Records provided:
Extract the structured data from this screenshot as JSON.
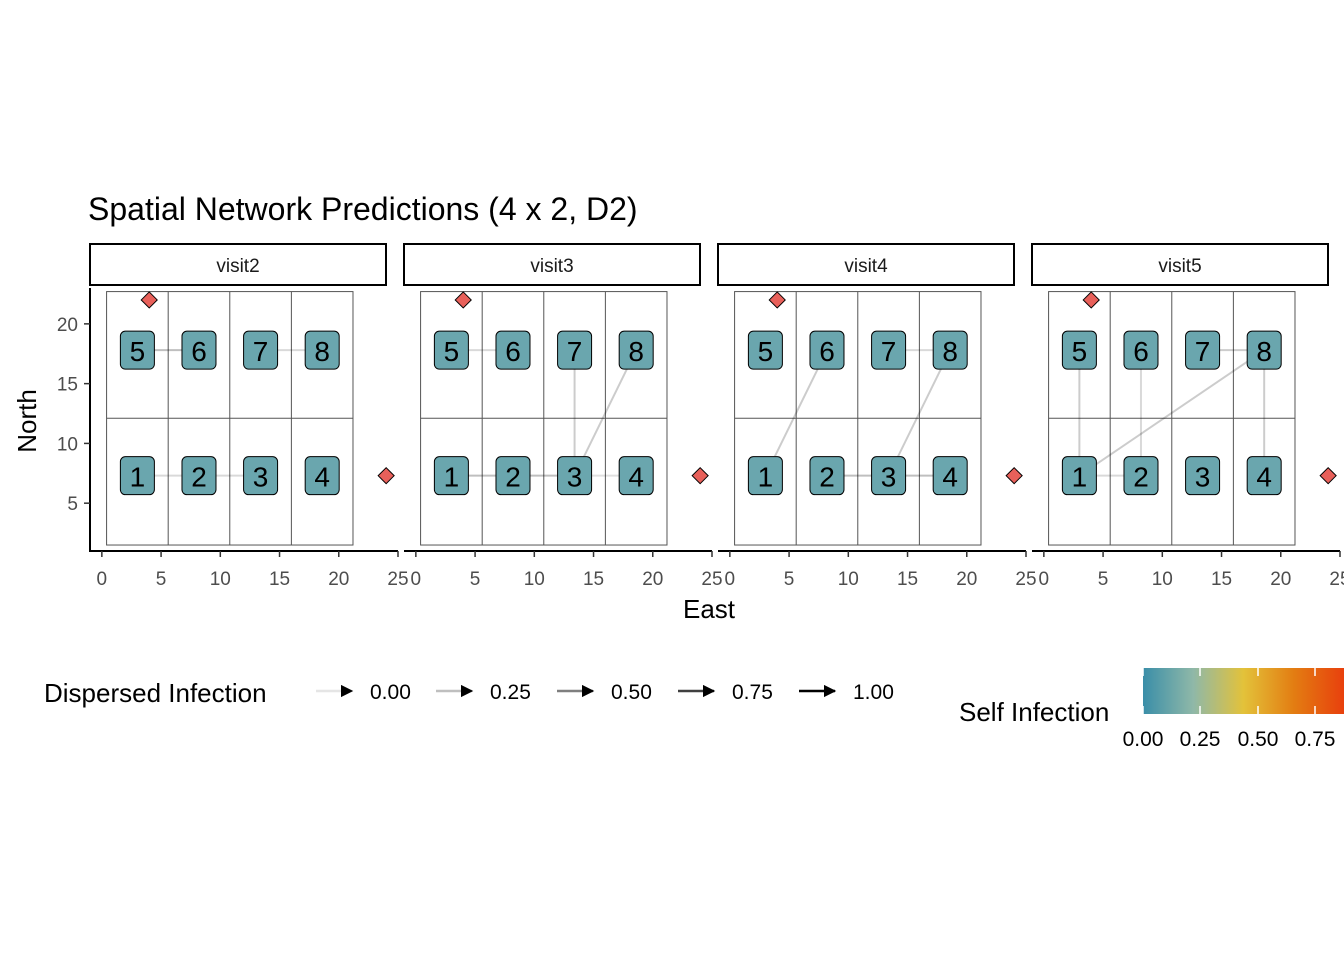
{
  "chart_data": {
    "type": "network",
    "title": "Spatial Network Predictions (4 x 2, D2)",
    "xlabel": "East",
    "ylabel": "North",
    "xlim": [
      -1,
      25
    ],
    "ylim": [
      1,
      23
    ],
    "x_ticks": [
      0,
      5,
      10,
      15,
      20,
      25
    ],
    "y_ticks": [
      5,
      10,
      15,
      20
    ],
    "x_tick_labels": [
      "0",
      "5",
      "10",
      "15",
      "20",
      "25"
    ],
    "y_tick_labels": [
      "5",
      "10",
      "15",
      "20"
    ],
    "grid": false,
    "plots": [
      {
        "label": "1",
        "x": 3,
        "y": 7.3
      },
      {
        "label": "2",
        "x": 8.2,
        "y": 7.3
      },
      {
        "label": "3",
        "x": 13.4,
        "y": 7.3
      },
      {
        "label": "4",
        "x": 18.6,
        "y": 7.3
      },
      {
        "label": "5",
        "x": 3,
        "y": 17.8
      },
      {
        "label": "6",
        "x": 8.2,
        "y": 17.8
      },
      {
        "label": "7",
        "x": 13.4,
        "y": 17.8
      },
      {
        "label": "8",
        "x": 18.6,
        "y": 17.8
      }
    ],
    "field_bounds": {
      "x": [
        0.4,
        21.2
      ],
      "y": [
        1.5,
        22.7
      ],
      "x_dividers": [
        5.6,
        10.8,
        16
      ],
      "y_divider": 12.1
    },
    "sources": [
      {
        "name": "source-north",
        "x": 4,
        "y": 22
      },
      {
        "name": "source-east",
        "x": 24,
        "y": 7.3
      }
    ],
    "facets": [
      {
        "label": "visit2",
        "edges": [
          {
            "from": "6",
            "to": "5",
            "value": 0.25
          },
          {
            "from": "8",
            "to": "7",
            "value": 0.15
          },
          {
            "from": "3",
            "to": "1",
            "value": 0.15
          }
        ]
      },
      {
        "label": "visit3",
        "edges": [
          {
            "from": "6",
            "to": "5",
            "value": 0.15
          },
          {
            "from": "3",
            "to": "7",
            "value": 0.2
          },
          {
            "from": "3",
            "to": "8",
            "value": 0.2
          },
          {
            "from": "3",
            "to": "1",
            "value": 0.25
          },
          {
            "from": "4",
            "to": "3",
            "value": 0.1
          }
        ]
      },
      {
        "label": "visit4",
        "edges": [
          {
            "from": "6",
            "to": "1",
            "value": 0.2
          },
          {
            "from": "7",
            "to": "8",
            "value": 0.15
          },
          {
            "from": "8",
            "to": "3",
            "value": 0.2
          },
          {
            "from": "2",
            "to": "4",
            "value": 0.25
          }
        ]
      },
      {
        "label": "visit5",
        "edges": [
          {
            "from": "5",
            "to": "1",
            "value": 0.2
          },
          {
            "from": "8",
            "to": "1",
            "value": 0.2
          },
          {
            "from": "8",
            "to": "7",
            "value": 0.2
          },
          {
            "from": "8",
            "to": "4",
            "value": 0.2
          },
          {
            "from": "6",
            "to": "2",
            "value": 0.15
          },
          {
            "from": "2",
            "to": "1",
            "value": 0.15
          }
        ]
      }
    ],
    "node_self_infection": 0.1,
    "legend_edges": {
      "title": "Dispersed Infection",
      "values": [
        0.0,
        0.25,
        0.5,
        0.75,
        1.0
      ],
      "labels": [
        "0.00",
        "0.25",
        "0.50",
        "0.75",
        "1.00"
      ]
    },
    "legend_color": {
      "title": "Self Infection",
      "labels": [
        "0.00",
        "0.25",
        "0.50",
        "0.75"
      ],
      "stops": [
        "#3a8ea8",
        "#8fb8a8",
        "#e3c23a",
        "#e37d12",
        "#e8400d"
      ]
    },
    "legend_position": "bottom",
    "colors": {
      "node_fill": "#6aa6ae",
      "source_fill": "#e8605a",
      "edge": "#000000"
    }
  }
}
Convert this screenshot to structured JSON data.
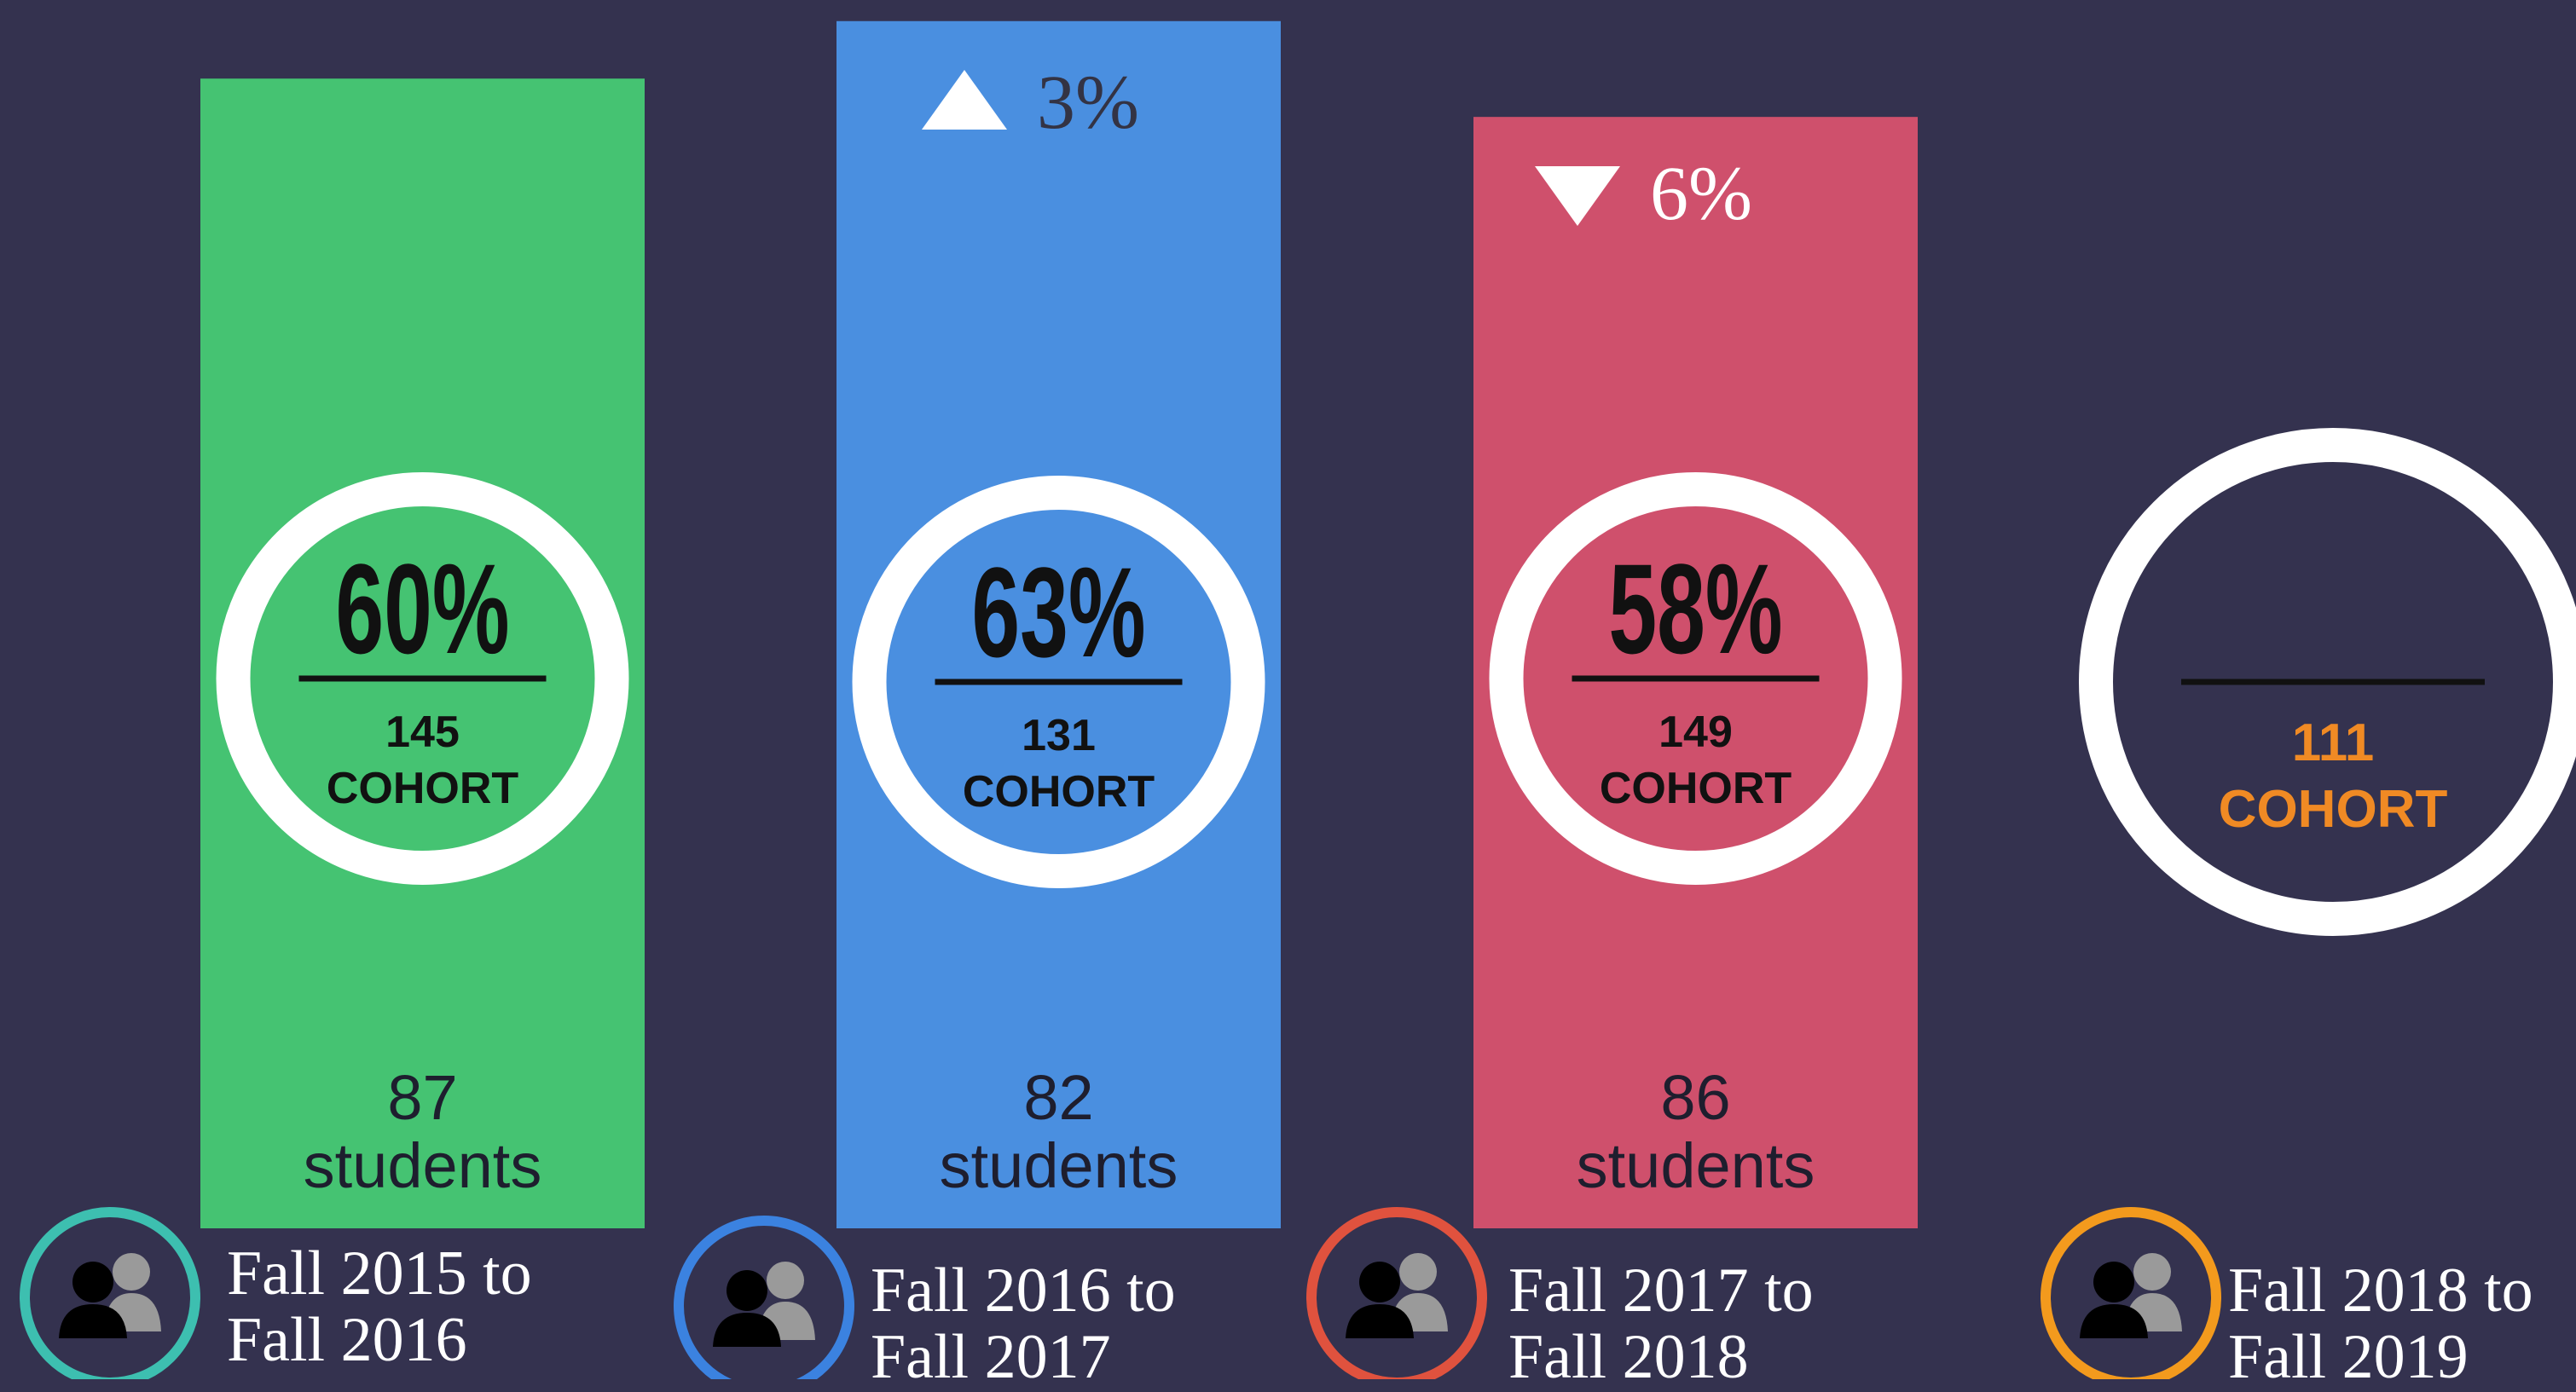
{
  "chart_data": {
    "type": "bar",
    "categories": [
      "Fall 2015 to Fall 2016",
      "Fall 2016 to Fall 2017",
      "Fall 2017 to Fall 2018",
      "Fall 2018 to Fall 2019"
    ],
    "values": [
      60,
      63,
      58,
      null
    ],
    "value_labels": [
      "60%",
      "63%",
      "58%",
      null
    ],
    "colors": [
      "#45c372",
      "#4a8fe0",
      "#cf506c",
      null
    ],
    "cohort": [
      145,
      131,
      149,
      111
    ],
    "cohort_label": "COHORT",
    "students": [
      87,
      82,
      86,
      null
    ],
    "students_label": "students",
    "change": [
      null,
      3,
      -6,
      null
    ],
    "change_labels": [
      null,
      "3%",
      "6%",
      null
    ],
    "icon_colors": [
      "#3dbfb0",
      "#3b82e0",
      "#e0523e",
      "#f39a1d"
    ]
  }
}
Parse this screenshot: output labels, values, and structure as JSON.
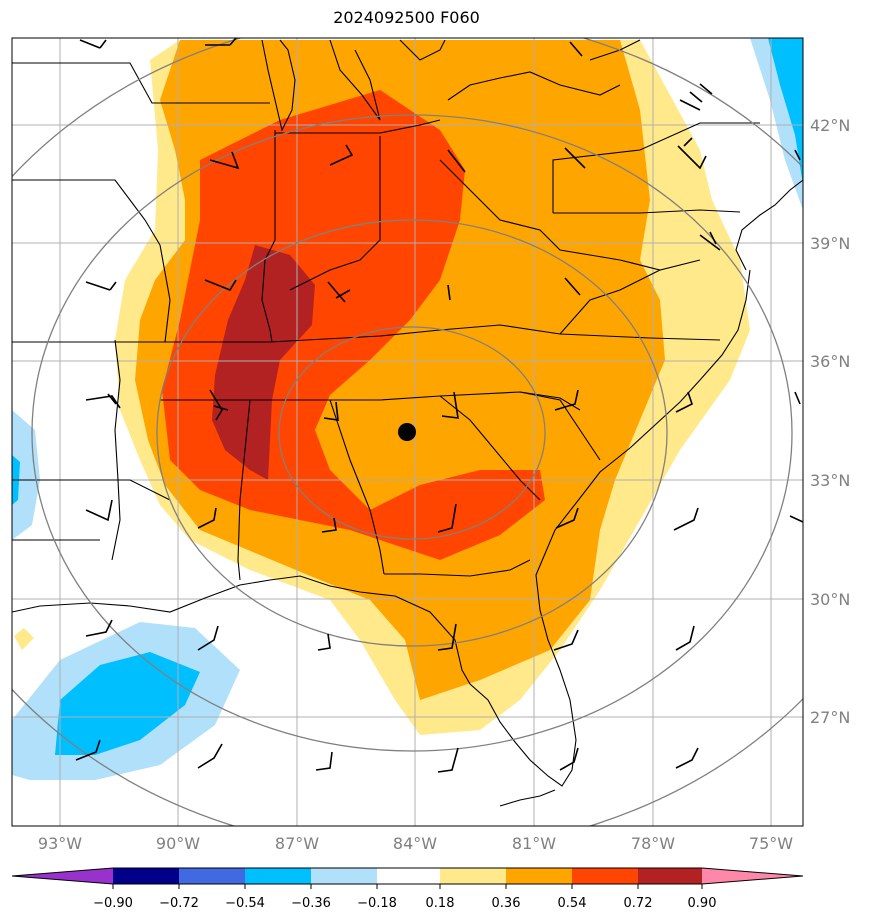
{
  "title": "2024092500 F060",
  "lon_labels": [
    "93°W",
    "90°W",
    "87°W",
    "84°W",
    "81°W",
    "78°W",
    "75°W"
  ],
  "lat_labels": [
    "42°N",
    "39°N",
    "36°N",
    "33°N",
    "30°N",
    "27°N"
  ],
  "colorbar": {
    "ticks": [
      "−0.90",
      "−0.72",
      "−0.54",
      "−0.36",
      "−0.18",
      "0.18",
      "0.36",
      "0.54",
      "0.72",
      "0.90"
    ],
    "colors": [
      "#9932CC",
      "#00008B",
      "#4169E1",
      "#00BFFF",
      "#B0E0FA",
      "#FFFFFF",
      "#FFE98A",
      "#FFA500",
      "#FF4500",
      "#B22222",
      "#FF88AA"
    ]
  },
  "marker": {
    "lon": -84.0,
    "lat": 34.1
  }
}
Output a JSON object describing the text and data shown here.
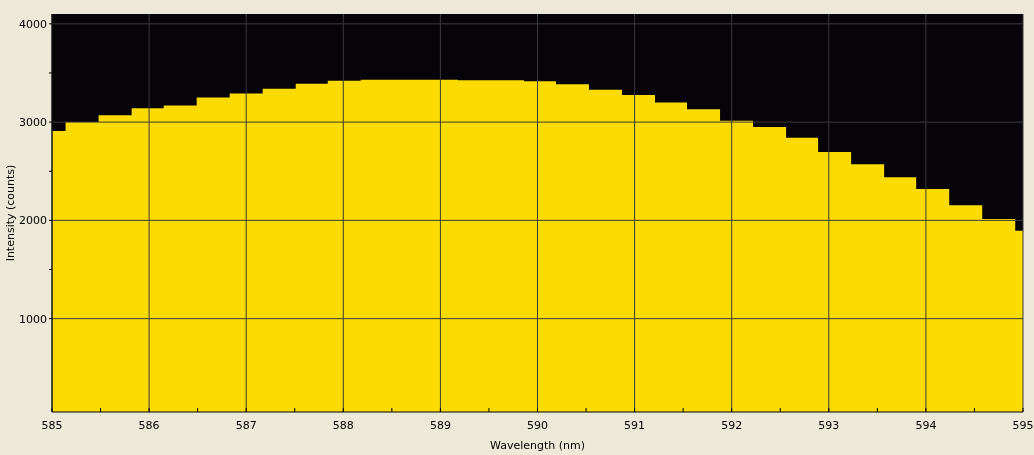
{
  "chart_data": {
    "type": "area",
    "xlabel": "Wavelength (nm)",
    "ylabel": "Intensity (counts)",
    "x": [
      585,
      585.14,
      585.14,
      585.48,
      585.48,
      585.82,
      585.82,
      586.15,
      586.15,
      586.49,
      586.49,
      586.83,
      586.83,
      587.17,
      587.17,
      587.51,
      587.51,
      587.84,
      587.84,
      588.18,
      588.18,
      588.52,
      588.52,
      588.85,
      588.85,
      589.18,
      589.18,
      589.52,
      589.52,
      589.86,
      589.86,
      590.19,
      590.19,
      590.53,
      590.53,
      590.87,
      590.87,
      591.21,
      591.21,
      591.54,
      591.54,
      591.88,
      591.88,
      592.22,
      592.22,
      592.56,
      592.56,
      592.89,
      592.89,
      593.23,
      593.23,
      593.57,
      593.57,
      593.9,
      593.9,
      594.24,
      594.24,
      594.58,
      594.58,
      594.92,
      594.92,
      595
    ],
    "series": [
      {
        "color": "#fcdc00",
        "values": [
          2910,
          2910,
          3000,
          3000,
          3070,
          3070,
          3140,
          3140,
          3170,
          3170,
          3250,
          3250,
          3290,
          3290,
          3340,
          3340,
          3390,
          3390,
          3420,
          3420,
          3430,
          3430,
          3430,
          3430,
          3430,
          3430,
          3425,
          3425,
          3425,
          3425,
          3415,
          3415,
          3385,
          3385,
          3330,
          3330,
          3275,
          3275,
          3200,
          3200,
          3130,
          3130,
          3015,
          3015,
          2950,
          2950,
          2840,
          2840,
          2695,
          2695,
          2570,
          2570,
          2440,
          2440,
          2320,
          2320,
          2155,
          2155,
          2015,
          2015,
          1895,
          1895
        ]
      }
    ],
    "xlim": [
      585,
      595
    ],
    "xticks": [
      585,
      {
        "value": 585.5,
        "label": null
      },
      586,
      {
        "value": 586.5,
        "label": null
      },
      587,
      {
        "value": 587.5,
        "label": null
      },
      588,
      {
        "value": 588.5,
        "label": null
      },
      589,
      {
        "value": 589.5,
        "label": null
      },
      590,
      {
        "value": 590.5,
        "label": null
      },
      591,
      {
        "value": 591.5,
        "label": null
      },
      592,
      {
        "value": 592.5,
        "label": null
      },
      593,
      {
        "value": 593.5,
        "label": null
      },
      594,
      {
        "value": 594.5,
        "label": null
      },
      595
    ],
    "ylim": [
      50,
      4100
    ],
    "yticks": [
      1000,
      {
        "value": 1500,
        "label": null
      },
      2000,
      {
        "value": 2500,
        "label": null
      },
      3000,
      {
        "value": 3500,
        "label": null
      },
      4000
    ],
    "grid": true
  }
}
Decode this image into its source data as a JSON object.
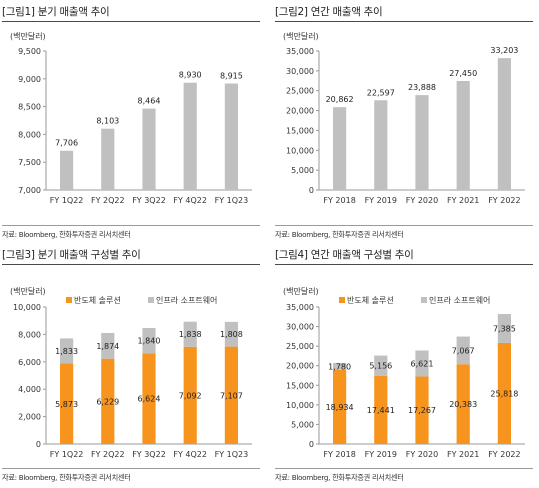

What is asked:
Copy each line holding the word "title" from the listing above.

The output:
    "title": "Spatial Network Predictions (4 x 2, D2)",
      "title": "Dispersed Infection",
      "title": "Self Infection",
  "title": "2024092500 F060",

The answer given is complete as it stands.